EXERCISE GOAL:
Write out all records as given; omit images.
+ + +
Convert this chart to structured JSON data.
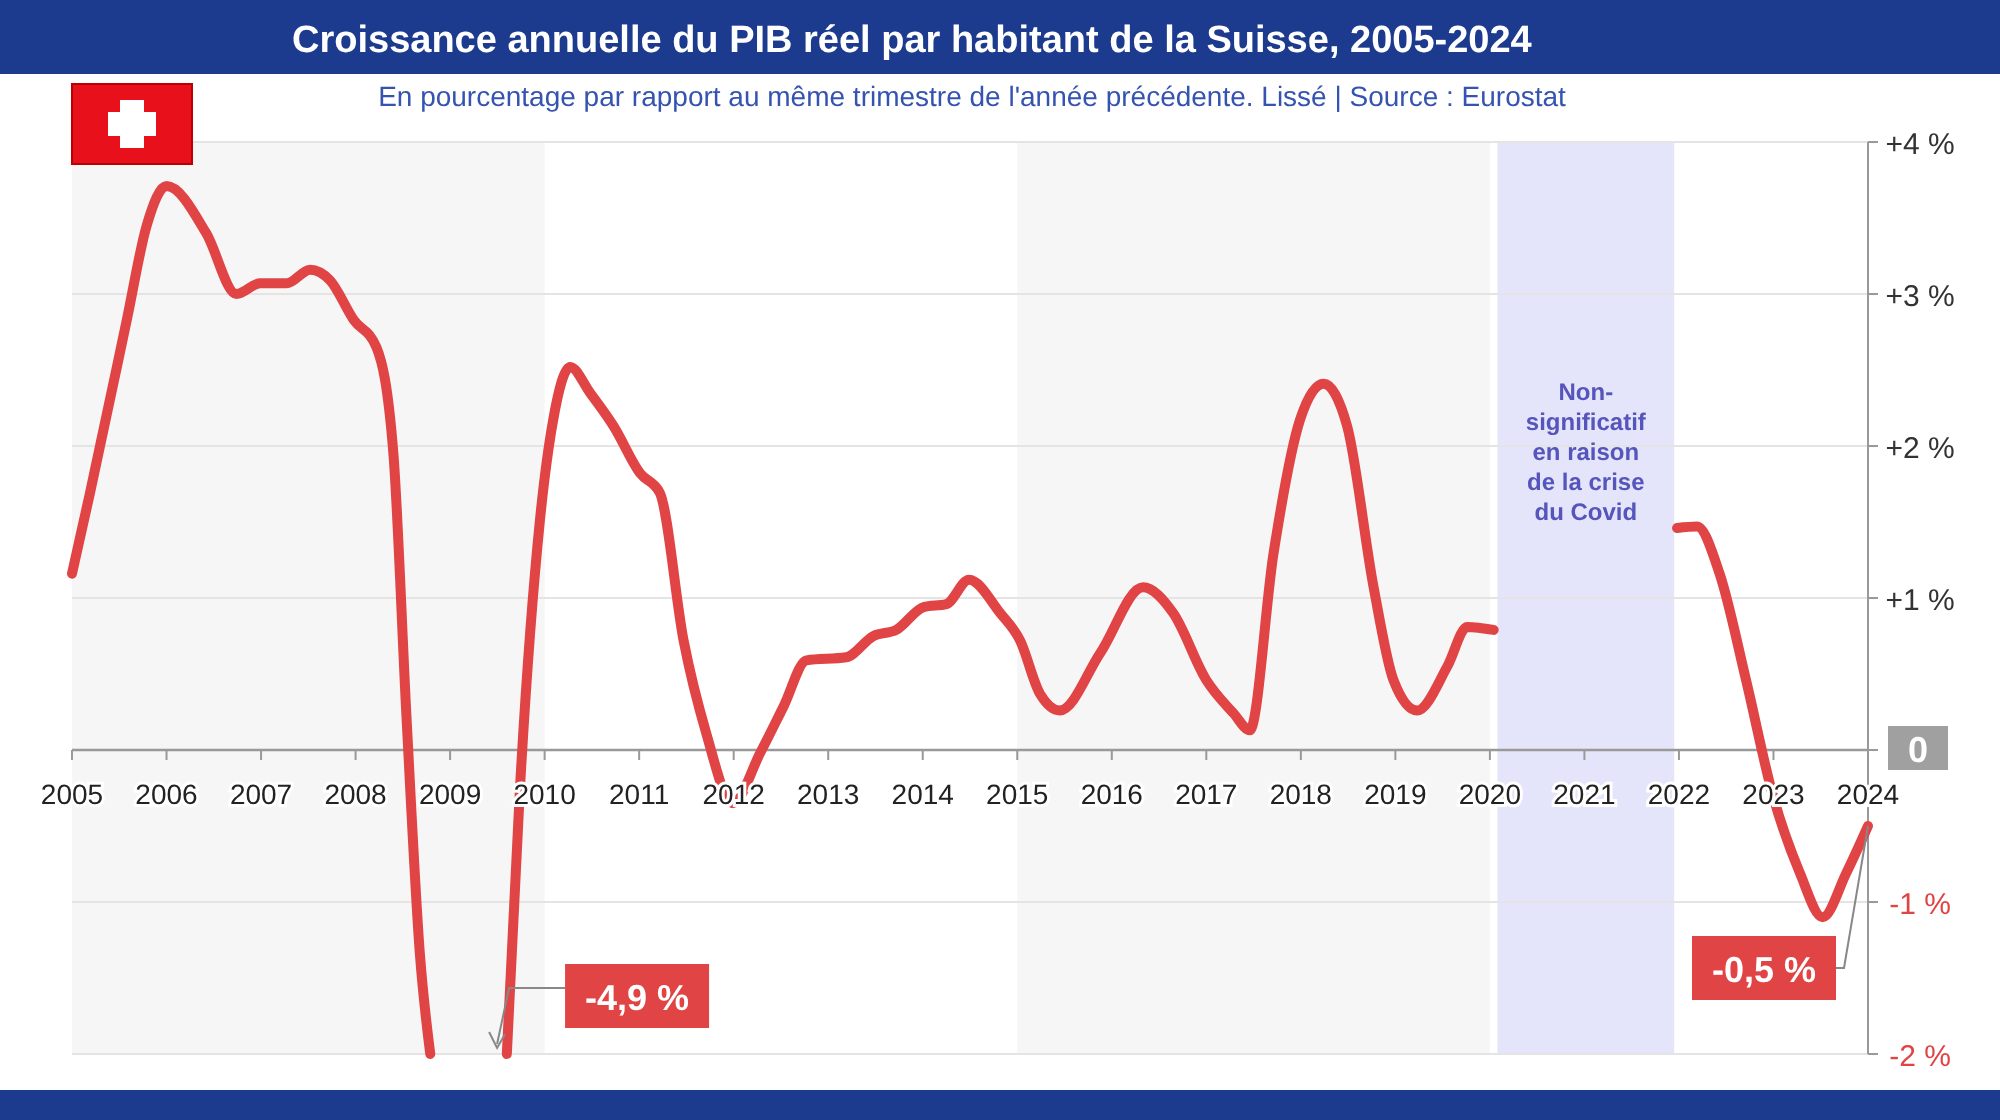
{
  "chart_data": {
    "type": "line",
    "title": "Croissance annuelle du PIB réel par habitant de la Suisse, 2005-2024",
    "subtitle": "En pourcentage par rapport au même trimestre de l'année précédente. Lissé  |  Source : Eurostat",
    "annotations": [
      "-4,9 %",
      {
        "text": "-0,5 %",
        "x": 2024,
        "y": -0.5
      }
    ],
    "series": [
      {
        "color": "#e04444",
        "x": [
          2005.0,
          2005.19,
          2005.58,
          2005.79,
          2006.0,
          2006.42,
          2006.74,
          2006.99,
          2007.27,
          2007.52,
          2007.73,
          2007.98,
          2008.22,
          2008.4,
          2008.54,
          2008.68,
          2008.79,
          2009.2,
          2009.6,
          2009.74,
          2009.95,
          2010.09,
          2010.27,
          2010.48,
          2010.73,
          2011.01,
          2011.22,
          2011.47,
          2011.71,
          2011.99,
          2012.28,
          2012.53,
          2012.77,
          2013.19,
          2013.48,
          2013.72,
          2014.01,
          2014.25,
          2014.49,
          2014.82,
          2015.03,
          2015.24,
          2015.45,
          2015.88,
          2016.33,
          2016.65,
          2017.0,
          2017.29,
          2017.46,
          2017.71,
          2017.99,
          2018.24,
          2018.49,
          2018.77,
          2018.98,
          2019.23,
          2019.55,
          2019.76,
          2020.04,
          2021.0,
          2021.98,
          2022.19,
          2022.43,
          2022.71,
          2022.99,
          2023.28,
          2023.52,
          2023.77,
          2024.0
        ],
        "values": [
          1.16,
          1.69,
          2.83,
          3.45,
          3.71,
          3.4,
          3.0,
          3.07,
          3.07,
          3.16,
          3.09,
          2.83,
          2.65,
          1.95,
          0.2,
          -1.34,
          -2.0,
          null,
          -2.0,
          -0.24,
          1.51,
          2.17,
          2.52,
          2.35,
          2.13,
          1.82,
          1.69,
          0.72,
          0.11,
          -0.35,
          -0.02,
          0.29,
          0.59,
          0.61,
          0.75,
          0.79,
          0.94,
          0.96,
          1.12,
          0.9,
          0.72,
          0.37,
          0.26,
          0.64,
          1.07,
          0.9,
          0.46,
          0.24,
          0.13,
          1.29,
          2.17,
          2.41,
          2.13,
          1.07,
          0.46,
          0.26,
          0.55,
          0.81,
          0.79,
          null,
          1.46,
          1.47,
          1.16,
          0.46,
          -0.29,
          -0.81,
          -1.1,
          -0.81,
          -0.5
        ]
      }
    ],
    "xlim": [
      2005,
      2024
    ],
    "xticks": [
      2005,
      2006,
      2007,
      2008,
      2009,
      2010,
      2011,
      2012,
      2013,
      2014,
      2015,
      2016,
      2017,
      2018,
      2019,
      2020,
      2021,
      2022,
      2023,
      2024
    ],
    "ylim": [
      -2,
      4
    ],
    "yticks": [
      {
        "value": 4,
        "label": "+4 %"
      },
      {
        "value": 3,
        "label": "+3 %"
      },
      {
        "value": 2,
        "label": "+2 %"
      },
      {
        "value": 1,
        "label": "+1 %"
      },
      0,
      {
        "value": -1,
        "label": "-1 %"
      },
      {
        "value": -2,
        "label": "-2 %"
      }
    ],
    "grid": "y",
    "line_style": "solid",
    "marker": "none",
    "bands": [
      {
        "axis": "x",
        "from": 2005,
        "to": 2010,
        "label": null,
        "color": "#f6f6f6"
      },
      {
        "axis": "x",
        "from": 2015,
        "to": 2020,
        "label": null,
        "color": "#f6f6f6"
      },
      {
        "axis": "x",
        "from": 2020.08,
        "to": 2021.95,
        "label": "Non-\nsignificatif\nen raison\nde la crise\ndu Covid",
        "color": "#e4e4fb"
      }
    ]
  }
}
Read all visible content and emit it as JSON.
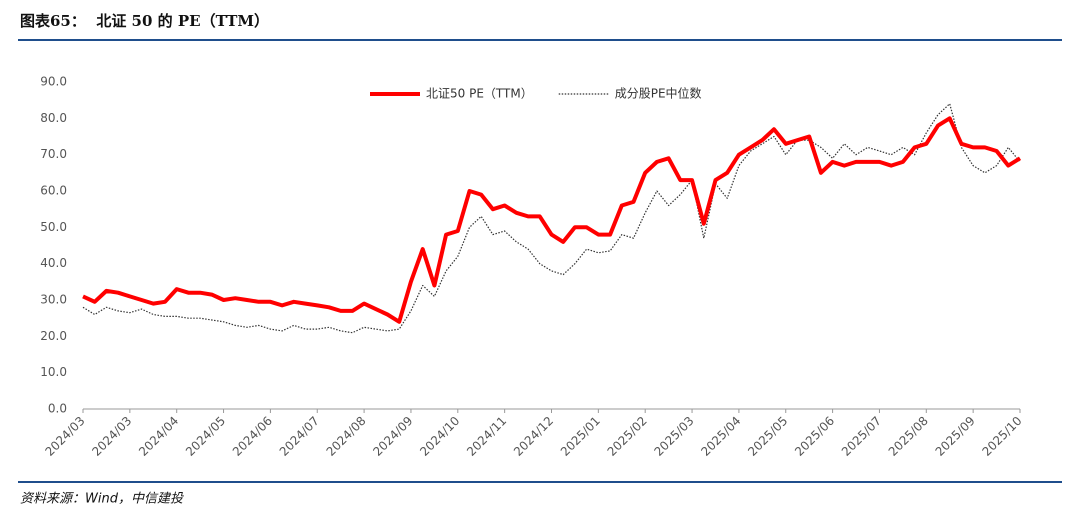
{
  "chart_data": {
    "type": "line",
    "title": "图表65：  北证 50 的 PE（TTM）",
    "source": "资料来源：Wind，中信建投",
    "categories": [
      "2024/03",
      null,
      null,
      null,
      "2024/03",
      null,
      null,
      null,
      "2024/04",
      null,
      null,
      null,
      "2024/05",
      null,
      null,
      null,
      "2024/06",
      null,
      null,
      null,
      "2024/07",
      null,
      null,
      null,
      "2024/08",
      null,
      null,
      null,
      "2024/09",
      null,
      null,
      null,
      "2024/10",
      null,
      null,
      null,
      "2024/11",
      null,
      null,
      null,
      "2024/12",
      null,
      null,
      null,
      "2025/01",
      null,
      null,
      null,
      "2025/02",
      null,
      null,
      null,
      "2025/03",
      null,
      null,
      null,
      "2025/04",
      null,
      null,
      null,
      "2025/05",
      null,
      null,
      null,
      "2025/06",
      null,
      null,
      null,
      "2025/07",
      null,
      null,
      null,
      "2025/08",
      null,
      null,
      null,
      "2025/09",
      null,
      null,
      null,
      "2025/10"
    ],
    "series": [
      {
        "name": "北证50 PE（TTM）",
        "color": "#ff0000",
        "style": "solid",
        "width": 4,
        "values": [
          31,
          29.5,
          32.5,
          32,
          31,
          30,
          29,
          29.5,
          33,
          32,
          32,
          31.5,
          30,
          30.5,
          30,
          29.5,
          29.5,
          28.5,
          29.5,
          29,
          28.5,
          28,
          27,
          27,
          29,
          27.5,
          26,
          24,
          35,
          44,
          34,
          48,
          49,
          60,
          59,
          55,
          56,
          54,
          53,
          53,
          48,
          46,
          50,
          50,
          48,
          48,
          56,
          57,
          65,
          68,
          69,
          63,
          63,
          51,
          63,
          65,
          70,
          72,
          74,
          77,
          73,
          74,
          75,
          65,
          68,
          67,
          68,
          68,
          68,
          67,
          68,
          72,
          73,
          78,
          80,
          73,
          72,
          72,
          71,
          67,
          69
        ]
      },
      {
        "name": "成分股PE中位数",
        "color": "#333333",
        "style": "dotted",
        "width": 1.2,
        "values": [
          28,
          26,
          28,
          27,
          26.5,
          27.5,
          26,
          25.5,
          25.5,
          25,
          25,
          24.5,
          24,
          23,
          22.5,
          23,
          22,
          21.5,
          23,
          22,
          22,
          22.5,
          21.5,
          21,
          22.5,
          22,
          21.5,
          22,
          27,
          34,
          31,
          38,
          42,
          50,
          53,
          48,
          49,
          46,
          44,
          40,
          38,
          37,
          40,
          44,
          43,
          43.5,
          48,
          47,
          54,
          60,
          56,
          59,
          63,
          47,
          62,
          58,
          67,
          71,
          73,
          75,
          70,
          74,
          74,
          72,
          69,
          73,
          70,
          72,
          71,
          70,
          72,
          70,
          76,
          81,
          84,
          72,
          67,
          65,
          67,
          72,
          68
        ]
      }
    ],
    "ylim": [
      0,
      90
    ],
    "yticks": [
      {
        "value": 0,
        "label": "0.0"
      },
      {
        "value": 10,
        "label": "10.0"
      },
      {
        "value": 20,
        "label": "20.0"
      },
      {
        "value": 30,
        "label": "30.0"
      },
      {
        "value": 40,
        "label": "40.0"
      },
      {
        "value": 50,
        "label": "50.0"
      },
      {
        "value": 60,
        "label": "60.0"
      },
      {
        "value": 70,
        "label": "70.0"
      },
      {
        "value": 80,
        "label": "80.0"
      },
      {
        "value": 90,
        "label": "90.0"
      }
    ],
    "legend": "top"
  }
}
+ + +
FULL RESPONSE:
Convert this chart to structured JSON data.
{
  "chart_data": {
    "type": "line",
    "title": "Croissance annuelle du PIB réel par habitant de la Suisse, 2005-2024",
    "subtitle": "En pourcentage par rapport au même trimestre de l'année précédente. Lissé  |  Source : Eurostat",
    "annotations": [
      "-4,9 %",
      {
        "text": "-0,5 %",
        "x": 2024,
        "y": -0.5
      }
    ],
    "series": [
      {
        "color": "#e04444",
        "x": [
          2005.0,
          2005.19,
          2005.58,
          2005.79,
          2006.0,
          2006.42,
          2006.74,
          2006.99,
          2007.27,
          2007.52,
          2007.73,
          2007.98,
          2008.22,
          2008.4,
          2008.54,
          2008.68,
          2008.79,
          2009.2,
          2009.6,
          2009.74,
          2009.95,
          2010.09,
          2010.27,
          2010.48,
          2010.73,
          2011.01,
          2011.22,
          2011.47,
          2011.71,
          2011.99,
          2012.28,
          2012.53,
          2012.77,
          2013.19,
          2013.48,
          2013.72,
          2014.01,
          2014.25,
          2014.49,
          2014.82,
          2015.03,
          2015.24,
          2015.45,
          2015.88,
          2016.33,
          2016.65,
          2017.0,
          2017.29,
          2017.46,
          2017.71,
          2017.99,
          2018.24,
          2018.49,
          2018.77,
          2018.98,
          2019.23,
          2019.55,
          2019.76,
          2020.04,
          2021.0,
          2021.98,
          2022.19,
          2022.43,
          2022.71,
          2022.99,
          2023.28,
          2023.52,
          2023.77,
          2024.0
        ],
        "values": [
          1.16,
          1.69,
          2.83,
          3.45,
          3.71,
          3.4,
          3.0,
          3.07,
          3.07,
          3.16,
          3.09,
          2.83,
          2.65,
          1.95,
          0.2,
          -1.34,
          -2.0,
          null,
          -2.0,
          -0.24,
          1.51,
          2.17,
          2.52,
          2.35,
          2.13,
          1.82,
          1.69,
          0.72,
          0.11,
          -0.35,
          -0.02,
          0.29,
          0.59,
          0.61,
          0.75,
          0.79,
          0.94,
          0.96,
          1.12,
          0.9,
          0.72,
          0.37,
          0.26,
          0.64,
          1.07,
          0.9,
          0.46,
          0.24,
          0.13,
          1.29,
          2.17,
          2.41,
          2.13,
          1.07,
          0.46,
          0.26,
          0.55,
          0.81,
          0.79,
          null,
          1.46,
          1.47,
          1.16,
          0.46,
          -0.29,
          -0.81,
          -1.1,
          -0.81,
          -0.5
        ]
      }
    ],
    "xlim": [
      2005,
      2024
    ],
    "xticks": [
      2005,
      2006,
      2007,
      2008,
      2009,
      2010,
      2011,
      2012,
      2013,
      2014,
      2015,
      2016,
      2017,
      2018,
      2019,
      2020,
      2021,
      2022,
      2023,
      2024
    ],
    "ylim": [
      -2,
      4
    ],
    "yticks": [
      {
        "value": 4,
        "label": "+4 %"
      },
      {
        "value": 3,
        "label": "+3 %"
      },
      {
        "value": 2,
        "label": "+2 %"
      },
      {
        "value": 1,
        "label": "+1 %"
      },
      0,
      {
        "value": -1,
        "label": "-1 %"
      },
      {
        "value": -2,
        "label": "-2 %"
      }
    ],
    "grid": "y",
    "line_style": "solid",
    "marker": "none",
    "bands": [
      {
        "axis": "x",
        "from": 2005,
        "to": 2010,
        "label": null,
        "color": "#f6f6f6"
      },
      {
        "axis": "x",
        "from": 2015,
        "to": 2020,
        "label": null,
        "color": "#f6f6f6"
      },
      {
        "axis": "x",
        "from": 2020.08,
        "to": 2021.95,
        "label": "Non-\nsignificatif\nen raison\nde la crise\ndu Covid",
        "color": "#e4e4fb"
      }
    ]
  }
}
Read all visible content and emit it as JSON.
{
  "chart_data": {
    "type": "line",
    "title": "图表65：  北证 50 的 PE（TTM）",
    "source": "资料来源：Wind，中信建投",
    "categories": [
      "2024/03",
      null,
      null,
      null,
      "2024/03",
      null,
      null,
      null,
      "2024/04",
      null,
      null,
      null,
      "2024/05",
      null,
      null,
      null,
      "2024/06",
      null,
      null,
      null,
      "2024/07",
      null,
      null,
      null,
      "2024/08",
      null,
      null,
      null,
      "2024/09",
      null,
      null,
      null,
      "2024/10",
      null,
      null,
      null,
      "2024/11",
      null,
      null,
      null,
      "2024/12",
      null,
      null,
      null,
      "2025/01",
      null,
      null,
      null,
      "2025/02",
      null,
      null,
      null,
      "2025/03",
      null,
      null,
      null,
      "2025/04",
      null,
      null,
      null,
      "2025/05",
      null,
      null,
      null,
      "2025/06",
      null,
      null,
      null,
      "2025/07",
      null,
      null,
      null,
      "2025/08",
      null,
      null,
      null,
      "2025/09",
      null,
      null,
      null,
      "2025/10"
    ],
    "series": [
      {
        "name": "北证50 PE（TTM）",
        "color": "#ff0000",
        "style": "solid",
        "width": 4,
        "values": [
          31,
          29.5,
          32.5,
          32,
          31,
          30,
          29,
          29.5,
          33,
          32,
          32,
          31.5,
          30,
          30.5,
          30,
          29.5,
          29.5,
          28.5,
          29.5,
          29,
          28.5,
          28,
          27,
          27,
          29,
          27.5,
          26,
          24,
          35,
          44,
          34,
          48,
          49,
          60,
          59,
          55,
          56,
          54,
          53,
          53,
          48,
          46,
          50,
          50,
          48,
          48,
          56,
          57,
          65,
          68,
          69,
          63,
          63,
          51,
          63,
          65,
          70,
          72,
          74,
          77,
          73,
          74,
          75,
          65,
          68,
          67,
          68,
          68,
          68,
          67,
          68,
          72,
          73,
          78,
          80,
          73,
          72,
          72,
          71,
          67,
          69
        ]
      },
      {
        "name": "成分股PE中位数",
        "color": "#333333",
        "style": "dotted",
        "width": 1.2,
        "values": [
          28,
          26,
          28,
          27,
          26.5,
          27.5,
          26,
          25.5,
          25.5,
          25,
          25,
          24.5,
          24,
          23,
          22.5,
          23,
          22,
          21.5,
          23,
          22,
          22,
          22.5,
          21.5,
          21,
          22.5,
          22,
          21.5,
          22,
          27,
          34,
          31,
          38,
          42,
          50,
          53,
          48,
          49,
          46,
          44,
          40,
          38,
          37,
          40,
          44,
          43,
          43.5,
          48,
          47,
          54,
          60,
          56,
          59,
          63,
          47,
          62,
          58,
          67,
          71,
          73,
          75,
          70,
          74,
          74,
          72,
          69,
          73,
          70,
          72,
          71,
          70,
          72,
          70,
          76,
          81,
          84,
          72,
          67,
          65,
          67,
          72,
          68
        ]
      }
    ],
    "ylim": [
      0,
      90
    ],
    "yticks": [
      {
        "value": 0,
        "label": "0.0"
      },
      {
        "value": 10,
        "label": "10.0"
      },
      {
        "value": 20,
        "label": "20.0"
      },
      {
        "value": 30,
        "label": "30.0"
      },
      {
        "value": 40,
        "label": "40.0"
      },
      {
        "value": 50,
        "label": "50.0"
      },
      {
        "value": 60,
        "label": "60.0"
      },
      {
        "value": 70,
        "label": "70.0"
      },
      {
        "value": 80,
        "label": "80.0"
      },
      {
        "value": 90,
        "label": "90.0"
      }
    ],
    "legend": "top"
  }
}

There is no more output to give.